Items listed in a dataset
* Begin *

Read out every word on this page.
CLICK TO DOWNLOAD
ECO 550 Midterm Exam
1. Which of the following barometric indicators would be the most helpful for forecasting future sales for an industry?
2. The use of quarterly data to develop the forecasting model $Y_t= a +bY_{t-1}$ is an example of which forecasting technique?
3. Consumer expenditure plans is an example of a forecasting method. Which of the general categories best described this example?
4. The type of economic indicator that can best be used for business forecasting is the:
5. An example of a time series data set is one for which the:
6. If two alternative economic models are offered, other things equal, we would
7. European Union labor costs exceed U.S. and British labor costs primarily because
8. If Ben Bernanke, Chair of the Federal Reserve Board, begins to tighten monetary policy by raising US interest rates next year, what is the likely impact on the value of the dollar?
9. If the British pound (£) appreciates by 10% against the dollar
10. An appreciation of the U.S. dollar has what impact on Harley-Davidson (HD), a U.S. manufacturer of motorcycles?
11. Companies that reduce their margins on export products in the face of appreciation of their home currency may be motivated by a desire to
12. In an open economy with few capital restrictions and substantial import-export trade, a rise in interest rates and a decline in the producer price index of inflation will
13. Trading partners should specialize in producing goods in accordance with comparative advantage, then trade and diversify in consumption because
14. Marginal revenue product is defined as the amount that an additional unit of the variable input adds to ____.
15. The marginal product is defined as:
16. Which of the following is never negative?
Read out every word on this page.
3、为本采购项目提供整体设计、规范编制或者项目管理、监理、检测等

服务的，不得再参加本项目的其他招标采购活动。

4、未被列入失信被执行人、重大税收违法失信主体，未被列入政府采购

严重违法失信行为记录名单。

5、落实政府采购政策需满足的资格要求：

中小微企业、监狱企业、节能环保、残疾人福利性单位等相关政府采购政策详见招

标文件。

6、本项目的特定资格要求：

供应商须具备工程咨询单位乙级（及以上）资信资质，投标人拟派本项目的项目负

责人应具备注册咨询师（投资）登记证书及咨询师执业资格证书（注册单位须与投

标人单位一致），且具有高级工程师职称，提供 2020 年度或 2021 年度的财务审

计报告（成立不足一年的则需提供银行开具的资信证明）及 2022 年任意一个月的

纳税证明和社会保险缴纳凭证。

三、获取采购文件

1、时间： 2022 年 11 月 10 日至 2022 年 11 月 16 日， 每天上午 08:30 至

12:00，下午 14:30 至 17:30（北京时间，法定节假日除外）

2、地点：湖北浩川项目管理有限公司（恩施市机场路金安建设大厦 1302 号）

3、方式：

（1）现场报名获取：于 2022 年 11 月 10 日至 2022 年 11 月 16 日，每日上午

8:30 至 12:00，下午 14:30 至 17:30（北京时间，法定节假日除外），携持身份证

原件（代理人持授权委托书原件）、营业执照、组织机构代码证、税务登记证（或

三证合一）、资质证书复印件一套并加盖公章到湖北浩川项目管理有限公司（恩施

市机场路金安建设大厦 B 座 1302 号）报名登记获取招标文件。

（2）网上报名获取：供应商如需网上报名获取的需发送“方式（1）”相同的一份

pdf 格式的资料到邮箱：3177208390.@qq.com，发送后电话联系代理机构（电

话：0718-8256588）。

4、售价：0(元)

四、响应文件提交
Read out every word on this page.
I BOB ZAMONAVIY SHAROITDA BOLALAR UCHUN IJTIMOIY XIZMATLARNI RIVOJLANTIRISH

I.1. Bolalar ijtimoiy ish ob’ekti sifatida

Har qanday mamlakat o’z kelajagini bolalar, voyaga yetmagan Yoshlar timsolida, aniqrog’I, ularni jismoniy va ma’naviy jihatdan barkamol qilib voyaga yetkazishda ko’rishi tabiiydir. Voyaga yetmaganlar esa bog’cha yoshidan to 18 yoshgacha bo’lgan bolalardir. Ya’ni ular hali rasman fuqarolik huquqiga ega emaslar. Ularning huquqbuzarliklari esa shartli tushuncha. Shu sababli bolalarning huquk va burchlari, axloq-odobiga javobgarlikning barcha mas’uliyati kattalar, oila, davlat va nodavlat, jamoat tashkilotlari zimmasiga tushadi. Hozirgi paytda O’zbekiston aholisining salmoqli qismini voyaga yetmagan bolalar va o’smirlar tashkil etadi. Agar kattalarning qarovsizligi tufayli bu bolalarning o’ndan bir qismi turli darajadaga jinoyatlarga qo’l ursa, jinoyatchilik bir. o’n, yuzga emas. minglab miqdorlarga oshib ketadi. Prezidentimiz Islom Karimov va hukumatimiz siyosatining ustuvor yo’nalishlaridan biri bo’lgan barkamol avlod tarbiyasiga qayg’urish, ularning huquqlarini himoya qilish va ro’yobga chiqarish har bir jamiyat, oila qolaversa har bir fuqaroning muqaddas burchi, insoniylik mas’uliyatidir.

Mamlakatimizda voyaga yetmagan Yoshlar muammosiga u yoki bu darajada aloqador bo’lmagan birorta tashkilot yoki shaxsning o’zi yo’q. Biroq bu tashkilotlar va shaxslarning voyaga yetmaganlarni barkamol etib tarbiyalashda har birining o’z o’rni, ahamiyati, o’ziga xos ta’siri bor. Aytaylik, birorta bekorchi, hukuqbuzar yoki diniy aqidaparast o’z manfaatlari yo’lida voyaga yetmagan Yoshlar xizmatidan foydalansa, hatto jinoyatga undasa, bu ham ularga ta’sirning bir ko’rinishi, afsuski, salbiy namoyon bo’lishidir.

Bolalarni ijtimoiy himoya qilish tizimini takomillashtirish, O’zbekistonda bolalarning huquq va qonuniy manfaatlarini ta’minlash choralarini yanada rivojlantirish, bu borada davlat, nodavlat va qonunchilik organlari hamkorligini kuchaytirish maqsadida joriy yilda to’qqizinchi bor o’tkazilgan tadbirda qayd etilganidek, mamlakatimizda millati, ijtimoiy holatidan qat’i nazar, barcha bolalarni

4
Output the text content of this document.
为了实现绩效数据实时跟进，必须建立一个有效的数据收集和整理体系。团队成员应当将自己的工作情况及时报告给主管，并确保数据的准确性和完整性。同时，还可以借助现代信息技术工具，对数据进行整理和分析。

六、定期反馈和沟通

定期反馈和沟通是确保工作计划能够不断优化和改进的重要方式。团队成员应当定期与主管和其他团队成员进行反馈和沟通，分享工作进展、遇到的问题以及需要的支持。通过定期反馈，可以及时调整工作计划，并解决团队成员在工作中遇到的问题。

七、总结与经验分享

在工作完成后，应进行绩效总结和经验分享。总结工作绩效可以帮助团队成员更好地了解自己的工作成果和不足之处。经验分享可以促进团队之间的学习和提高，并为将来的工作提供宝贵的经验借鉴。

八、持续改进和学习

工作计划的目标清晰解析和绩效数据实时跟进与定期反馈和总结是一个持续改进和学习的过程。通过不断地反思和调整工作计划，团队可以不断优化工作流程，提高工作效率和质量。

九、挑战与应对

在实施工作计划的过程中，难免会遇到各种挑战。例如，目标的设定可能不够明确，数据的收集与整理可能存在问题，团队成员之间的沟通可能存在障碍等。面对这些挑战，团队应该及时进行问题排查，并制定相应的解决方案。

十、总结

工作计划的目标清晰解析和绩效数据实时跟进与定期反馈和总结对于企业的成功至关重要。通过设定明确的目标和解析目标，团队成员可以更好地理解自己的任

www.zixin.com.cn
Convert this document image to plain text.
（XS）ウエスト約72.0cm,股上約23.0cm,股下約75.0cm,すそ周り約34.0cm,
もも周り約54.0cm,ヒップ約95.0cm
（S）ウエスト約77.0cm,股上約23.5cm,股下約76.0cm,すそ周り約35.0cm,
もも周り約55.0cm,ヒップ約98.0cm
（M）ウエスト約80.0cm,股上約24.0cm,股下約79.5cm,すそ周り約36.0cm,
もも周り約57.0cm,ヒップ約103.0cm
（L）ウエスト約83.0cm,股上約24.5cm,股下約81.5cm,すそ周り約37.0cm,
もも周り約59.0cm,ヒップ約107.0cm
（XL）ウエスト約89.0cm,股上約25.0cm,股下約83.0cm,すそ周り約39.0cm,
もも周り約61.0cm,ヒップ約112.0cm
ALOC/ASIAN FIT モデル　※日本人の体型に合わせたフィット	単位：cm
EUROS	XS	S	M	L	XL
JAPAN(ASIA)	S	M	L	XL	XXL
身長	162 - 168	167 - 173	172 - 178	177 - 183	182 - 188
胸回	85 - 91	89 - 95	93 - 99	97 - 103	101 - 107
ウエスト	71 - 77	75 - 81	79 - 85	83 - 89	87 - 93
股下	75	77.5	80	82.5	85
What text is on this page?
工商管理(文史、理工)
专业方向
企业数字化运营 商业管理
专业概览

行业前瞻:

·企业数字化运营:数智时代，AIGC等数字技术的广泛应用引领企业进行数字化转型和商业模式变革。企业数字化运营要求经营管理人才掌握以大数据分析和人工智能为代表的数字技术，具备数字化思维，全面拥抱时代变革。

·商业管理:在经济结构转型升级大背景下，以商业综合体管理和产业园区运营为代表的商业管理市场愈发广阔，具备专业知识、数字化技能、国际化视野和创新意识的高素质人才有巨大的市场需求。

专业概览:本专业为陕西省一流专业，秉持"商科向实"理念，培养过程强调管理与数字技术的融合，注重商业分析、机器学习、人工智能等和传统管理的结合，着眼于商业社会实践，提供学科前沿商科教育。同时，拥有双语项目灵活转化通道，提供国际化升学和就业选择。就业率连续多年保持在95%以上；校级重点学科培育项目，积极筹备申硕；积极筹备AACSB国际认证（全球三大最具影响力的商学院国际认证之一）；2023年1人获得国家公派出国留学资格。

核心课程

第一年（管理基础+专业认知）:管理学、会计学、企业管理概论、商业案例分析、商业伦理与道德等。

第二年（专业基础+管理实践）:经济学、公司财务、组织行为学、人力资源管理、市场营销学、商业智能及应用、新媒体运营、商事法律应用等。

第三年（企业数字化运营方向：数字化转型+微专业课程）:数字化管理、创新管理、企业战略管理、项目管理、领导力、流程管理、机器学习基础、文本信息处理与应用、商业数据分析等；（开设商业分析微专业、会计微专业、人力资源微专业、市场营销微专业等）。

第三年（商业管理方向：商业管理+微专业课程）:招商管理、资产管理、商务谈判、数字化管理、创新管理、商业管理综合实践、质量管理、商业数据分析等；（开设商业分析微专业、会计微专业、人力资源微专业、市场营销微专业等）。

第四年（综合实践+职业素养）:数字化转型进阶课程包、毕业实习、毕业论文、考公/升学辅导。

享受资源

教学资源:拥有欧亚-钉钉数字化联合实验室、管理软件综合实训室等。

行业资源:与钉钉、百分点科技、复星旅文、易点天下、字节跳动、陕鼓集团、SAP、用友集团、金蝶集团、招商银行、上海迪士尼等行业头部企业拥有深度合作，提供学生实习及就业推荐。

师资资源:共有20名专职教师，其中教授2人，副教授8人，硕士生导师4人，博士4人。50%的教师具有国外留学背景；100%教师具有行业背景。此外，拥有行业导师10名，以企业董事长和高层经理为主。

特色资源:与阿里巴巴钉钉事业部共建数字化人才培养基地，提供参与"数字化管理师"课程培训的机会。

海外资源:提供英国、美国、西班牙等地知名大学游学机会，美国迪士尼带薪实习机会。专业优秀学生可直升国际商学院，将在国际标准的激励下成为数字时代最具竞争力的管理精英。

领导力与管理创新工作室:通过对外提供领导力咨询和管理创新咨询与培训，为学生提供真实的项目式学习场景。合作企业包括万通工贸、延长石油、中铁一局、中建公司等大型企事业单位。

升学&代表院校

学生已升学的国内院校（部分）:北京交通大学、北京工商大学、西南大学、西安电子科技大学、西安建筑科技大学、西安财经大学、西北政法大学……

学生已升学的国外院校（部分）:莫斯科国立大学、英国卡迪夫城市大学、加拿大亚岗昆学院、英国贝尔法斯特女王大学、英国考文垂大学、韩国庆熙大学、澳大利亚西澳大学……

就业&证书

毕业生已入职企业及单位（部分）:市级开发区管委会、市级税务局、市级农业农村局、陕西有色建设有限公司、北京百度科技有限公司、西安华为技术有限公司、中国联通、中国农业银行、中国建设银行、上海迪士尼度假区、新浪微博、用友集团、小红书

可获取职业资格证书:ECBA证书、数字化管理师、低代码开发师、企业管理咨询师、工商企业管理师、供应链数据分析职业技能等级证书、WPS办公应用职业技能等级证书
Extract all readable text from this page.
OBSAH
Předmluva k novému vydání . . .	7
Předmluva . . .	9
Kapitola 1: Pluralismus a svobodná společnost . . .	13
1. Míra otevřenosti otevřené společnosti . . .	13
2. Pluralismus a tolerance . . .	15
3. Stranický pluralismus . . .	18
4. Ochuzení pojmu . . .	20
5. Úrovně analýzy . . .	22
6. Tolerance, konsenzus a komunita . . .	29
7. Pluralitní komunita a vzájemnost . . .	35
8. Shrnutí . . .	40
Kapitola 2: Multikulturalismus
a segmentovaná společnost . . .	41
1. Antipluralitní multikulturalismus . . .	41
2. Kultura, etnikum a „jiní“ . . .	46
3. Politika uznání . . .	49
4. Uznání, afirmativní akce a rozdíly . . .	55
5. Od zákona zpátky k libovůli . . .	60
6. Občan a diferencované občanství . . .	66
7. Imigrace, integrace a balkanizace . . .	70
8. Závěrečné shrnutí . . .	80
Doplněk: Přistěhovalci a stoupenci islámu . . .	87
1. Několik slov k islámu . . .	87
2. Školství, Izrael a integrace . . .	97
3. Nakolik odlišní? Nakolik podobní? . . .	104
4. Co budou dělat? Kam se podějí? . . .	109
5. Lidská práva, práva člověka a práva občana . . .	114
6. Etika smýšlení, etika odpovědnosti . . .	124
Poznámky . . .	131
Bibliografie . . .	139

* End *

--- GOAL ---
Search the listing above for the string "appreciation". Copy every line that contains it.

--- TASK RESPONSE ---
10. An appreciation of the U.S. dollar has what impact on Harley-Davidson (HD), a U.S. manufacturer of motorcycles?
11. Companies that reduce their margins on export products in the face of appreciation of their home currency may be motivated by a desire to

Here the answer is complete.